===== Excerpt =====
PARIS ( TheStreet) --An experimental chemotherapy drug from Sanofi-Aventis ( SNY) extended significantly the survival of men who failed previous treatments for advanced prostate cancer, according to results from a phase III study disclosed Wednesday. Sanofi plans to seek approval for the new drug known as cabazitaxel with regulatory agencies in the U.S. and Europe later this year, the company said. If the cabazitaxel data hold up under U.S. Food and Drug Administration review, the drug will be the first approved for this indication and the only drug that's ever been shown to demonstrate a survival benefit in patients with such an advanced form of prostate cancer. (No drugs are currently approved for so-called second-line prostate cancer, so doctors treat patients today with a mix of older or experimental drugs.)
The Sanofi study of cabazitaxel enrolled 755 men with advanced prostate cancer whose tumors began growing again after first-line treatment with Taxotere, another Sanofi drug and the only chemotherapy currently approved to treat the disease. Men treated with a combination of cabazitaxel and the steroid prednisone reported an overall median survival of 15.1 months compared to 12.7 months median overall survival for men treated with mitoxantrone, another commonly used chemotherapy, and prednisone. Overall, treatment with cabazitaxel resulted in a 30% relative reduction in the risk of death compared to mitoxantrone. The survival benefit favoring cabazitaxel was highly, statistically significant. "Cabazitaxel demonstrated an unequivocal improvement in overall survival," said Dr. Oliver Sartor of Tulane University's School of Medicine, a co-principal investigator in the study. Cabazitaxel patients were more likely to experience fever with a drop in the number of infection-fighting white blood cells compared to mitoxantrone-treated patients, according to the study's safety results. Sartor is presenting full data from the cabazitaxel study on Friday at the American Society of Clinical Oncology Genitourinary Cancers Symposium. "I would predict FDA would look favorably on cabazitaxel, so if approved, the drug will set a new standard for prostate cancer therapy," said Sartor. Cabazitaxel and Taxotere (known scientifically as docetaxel) both belong to the taxane class of injectable chemotherapy drugs, which work by interfering with cancer cell division. Cabazitaxel was designed specifically to overcome resistance that some patients develop to other taxanes.
===== Given information =====
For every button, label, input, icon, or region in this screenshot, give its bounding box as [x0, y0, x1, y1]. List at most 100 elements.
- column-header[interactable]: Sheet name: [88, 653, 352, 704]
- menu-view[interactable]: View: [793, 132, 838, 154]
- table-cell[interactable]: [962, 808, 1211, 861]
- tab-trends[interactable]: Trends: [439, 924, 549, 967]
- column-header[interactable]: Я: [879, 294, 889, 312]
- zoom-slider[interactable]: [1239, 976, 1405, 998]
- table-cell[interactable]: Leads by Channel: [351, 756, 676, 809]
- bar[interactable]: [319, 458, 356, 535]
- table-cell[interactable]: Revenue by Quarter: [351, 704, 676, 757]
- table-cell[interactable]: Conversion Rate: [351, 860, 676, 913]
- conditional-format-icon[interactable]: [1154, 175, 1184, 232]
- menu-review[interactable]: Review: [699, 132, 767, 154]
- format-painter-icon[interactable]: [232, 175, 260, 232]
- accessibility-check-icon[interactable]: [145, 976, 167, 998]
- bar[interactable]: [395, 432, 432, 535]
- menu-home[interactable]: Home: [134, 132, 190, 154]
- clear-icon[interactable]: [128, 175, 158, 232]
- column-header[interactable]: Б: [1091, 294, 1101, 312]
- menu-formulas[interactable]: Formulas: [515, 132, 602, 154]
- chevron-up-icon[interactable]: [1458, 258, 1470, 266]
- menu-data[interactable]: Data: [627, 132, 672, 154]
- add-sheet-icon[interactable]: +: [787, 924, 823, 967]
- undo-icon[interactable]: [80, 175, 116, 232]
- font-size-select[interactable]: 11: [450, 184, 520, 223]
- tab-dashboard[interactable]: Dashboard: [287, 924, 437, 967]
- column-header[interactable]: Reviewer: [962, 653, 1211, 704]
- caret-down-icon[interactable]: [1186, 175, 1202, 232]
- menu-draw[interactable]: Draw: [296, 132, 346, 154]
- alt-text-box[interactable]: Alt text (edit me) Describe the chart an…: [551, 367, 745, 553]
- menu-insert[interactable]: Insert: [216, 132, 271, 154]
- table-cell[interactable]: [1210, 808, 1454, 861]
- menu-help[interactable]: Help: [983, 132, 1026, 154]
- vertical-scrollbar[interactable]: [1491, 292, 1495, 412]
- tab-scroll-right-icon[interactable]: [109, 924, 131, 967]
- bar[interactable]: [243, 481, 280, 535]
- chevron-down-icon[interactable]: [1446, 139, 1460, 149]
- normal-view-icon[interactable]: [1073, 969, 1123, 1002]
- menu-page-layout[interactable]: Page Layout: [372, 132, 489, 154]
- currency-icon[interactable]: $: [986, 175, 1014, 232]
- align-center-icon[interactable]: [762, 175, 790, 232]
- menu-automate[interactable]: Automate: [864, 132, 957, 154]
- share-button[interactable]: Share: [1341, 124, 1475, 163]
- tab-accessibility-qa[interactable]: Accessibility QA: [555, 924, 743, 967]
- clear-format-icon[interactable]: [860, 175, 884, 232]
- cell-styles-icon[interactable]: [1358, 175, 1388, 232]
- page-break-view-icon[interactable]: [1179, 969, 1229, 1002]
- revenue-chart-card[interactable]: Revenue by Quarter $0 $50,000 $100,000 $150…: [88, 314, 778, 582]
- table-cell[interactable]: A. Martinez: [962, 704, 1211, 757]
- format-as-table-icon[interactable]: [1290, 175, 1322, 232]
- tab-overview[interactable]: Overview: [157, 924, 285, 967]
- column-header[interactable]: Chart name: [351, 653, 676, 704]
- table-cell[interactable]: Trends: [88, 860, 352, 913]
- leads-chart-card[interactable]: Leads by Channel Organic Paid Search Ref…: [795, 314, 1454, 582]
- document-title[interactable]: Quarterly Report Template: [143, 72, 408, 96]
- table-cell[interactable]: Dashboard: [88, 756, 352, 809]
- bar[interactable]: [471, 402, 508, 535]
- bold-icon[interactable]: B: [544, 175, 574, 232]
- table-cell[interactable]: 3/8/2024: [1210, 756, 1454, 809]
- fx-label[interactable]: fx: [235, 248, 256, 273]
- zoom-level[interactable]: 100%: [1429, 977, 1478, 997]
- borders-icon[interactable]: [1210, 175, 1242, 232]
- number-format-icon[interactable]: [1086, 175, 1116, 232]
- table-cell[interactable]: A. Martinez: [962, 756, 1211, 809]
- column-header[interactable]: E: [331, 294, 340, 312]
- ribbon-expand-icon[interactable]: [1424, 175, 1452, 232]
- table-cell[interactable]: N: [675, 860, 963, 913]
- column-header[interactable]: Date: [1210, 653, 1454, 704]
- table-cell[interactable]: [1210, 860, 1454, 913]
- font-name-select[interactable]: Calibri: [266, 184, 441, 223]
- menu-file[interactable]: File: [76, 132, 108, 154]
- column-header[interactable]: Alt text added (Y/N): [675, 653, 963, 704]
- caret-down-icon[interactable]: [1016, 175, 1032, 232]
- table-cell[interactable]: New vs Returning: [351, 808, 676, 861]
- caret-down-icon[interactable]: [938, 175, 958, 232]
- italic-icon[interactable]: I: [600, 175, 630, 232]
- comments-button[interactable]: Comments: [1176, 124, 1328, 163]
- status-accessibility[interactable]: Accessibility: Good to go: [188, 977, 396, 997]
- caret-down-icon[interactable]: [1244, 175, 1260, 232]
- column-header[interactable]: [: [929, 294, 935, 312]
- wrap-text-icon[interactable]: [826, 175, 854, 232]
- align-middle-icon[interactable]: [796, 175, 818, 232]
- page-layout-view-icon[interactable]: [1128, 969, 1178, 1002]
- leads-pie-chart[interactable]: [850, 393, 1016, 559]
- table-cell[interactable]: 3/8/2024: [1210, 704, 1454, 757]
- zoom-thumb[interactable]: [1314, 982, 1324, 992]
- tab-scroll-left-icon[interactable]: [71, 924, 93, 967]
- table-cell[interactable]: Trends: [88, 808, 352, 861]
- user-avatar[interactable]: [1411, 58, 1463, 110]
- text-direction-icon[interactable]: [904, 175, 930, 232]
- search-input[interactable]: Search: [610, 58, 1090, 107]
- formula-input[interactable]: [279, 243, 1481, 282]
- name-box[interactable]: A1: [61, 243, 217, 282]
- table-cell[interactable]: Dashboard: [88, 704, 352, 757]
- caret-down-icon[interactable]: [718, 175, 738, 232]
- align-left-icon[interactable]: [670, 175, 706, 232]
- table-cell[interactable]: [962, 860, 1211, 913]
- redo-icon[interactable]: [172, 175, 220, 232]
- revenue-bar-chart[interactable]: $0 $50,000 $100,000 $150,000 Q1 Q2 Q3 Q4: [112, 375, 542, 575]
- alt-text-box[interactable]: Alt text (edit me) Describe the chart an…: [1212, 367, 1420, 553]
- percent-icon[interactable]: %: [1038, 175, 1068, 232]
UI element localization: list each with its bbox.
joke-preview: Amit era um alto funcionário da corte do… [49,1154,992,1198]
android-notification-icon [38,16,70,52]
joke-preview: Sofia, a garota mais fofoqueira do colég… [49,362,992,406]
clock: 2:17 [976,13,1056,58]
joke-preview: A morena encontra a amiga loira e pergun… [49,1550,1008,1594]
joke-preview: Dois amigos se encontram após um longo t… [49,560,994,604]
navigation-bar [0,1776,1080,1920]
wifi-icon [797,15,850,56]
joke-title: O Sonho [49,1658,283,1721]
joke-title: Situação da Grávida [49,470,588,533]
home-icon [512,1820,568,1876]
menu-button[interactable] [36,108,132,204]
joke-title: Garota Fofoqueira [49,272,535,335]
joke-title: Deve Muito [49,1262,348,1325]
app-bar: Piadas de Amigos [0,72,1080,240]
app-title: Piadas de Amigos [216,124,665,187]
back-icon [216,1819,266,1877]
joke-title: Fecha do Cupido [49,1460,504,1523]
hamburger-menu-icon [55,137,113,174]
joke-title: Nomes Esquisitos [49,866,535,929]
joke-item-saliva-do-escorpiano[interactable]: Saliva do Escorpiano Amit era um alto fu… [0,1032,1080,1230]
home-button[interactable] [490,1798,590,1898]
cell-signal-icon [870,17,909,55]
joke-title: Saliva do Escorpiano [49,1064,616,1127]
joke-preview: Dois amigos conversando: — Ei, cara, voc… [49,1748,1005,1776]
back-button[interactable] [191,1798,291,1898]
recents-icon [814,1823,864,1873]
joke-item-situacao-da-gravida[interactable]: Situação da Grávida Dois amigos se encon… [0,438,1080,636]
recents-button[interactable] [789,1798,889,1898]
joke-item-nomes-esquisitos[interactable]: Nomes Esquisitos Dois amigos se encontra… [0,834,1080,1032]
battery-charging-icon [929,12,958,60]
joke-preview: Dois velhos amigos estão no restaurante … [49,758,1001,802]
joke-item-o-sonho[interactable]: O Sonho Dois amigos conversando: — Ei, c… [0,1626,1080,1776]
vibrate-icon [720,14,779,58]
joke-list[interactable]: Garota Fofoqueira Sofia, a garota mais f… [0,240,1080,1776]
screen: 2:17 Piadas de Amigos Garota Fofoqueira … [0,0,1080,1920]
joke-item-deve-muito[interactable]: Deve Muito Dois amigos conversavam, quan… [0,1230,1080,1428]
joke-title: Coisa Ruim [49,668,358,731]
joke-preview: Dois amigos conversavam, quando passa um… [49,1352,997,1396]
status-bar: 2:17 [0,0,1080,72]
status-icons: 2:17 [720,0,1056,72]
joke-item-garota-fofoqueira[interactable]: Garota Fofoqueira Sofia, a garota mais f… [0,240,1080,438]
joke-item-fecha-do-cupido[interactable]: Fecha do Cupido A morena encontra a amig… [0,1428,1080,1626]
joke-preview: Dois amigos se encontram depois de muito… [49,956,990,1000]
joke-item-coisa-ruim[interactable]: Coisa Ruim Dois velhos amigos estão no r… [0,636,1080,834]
=====
Instructions to follow
Edit the cabazitaxel article from "PARIS ( TheStreet)" up to and including "or experimental drugs.)" and write that passage out again with "regulatory agencies" replaced by "health regulators". The lines have no connection to the article on the cabazitaxel study.

Exercise result
PARIS ( TheStreet) --An experimental chemotherapy drug from Sanofi-Aventis ( SNY) extended significantly the survival of men who failed previous treatments for advanced prostate cancer, according to results from a phase III study disclosed Wednesday. Sanofi plans to seek approval for the new drug known as cabazitaxel with health regulators in the U.S. and Europe later this year, the company said. If the cabazitaxel data hold up under U.S. Food and Drug Administration review, the drug will be the first approved for this indication and the only drug that's ever been shown to demonstrate a survival benefit in patients with such an advanced form of prostate cancer. (No drugs are currently approved for so-called second-line prostate cancer, so doctors treat patients today with a mix of older or experimental drugs.)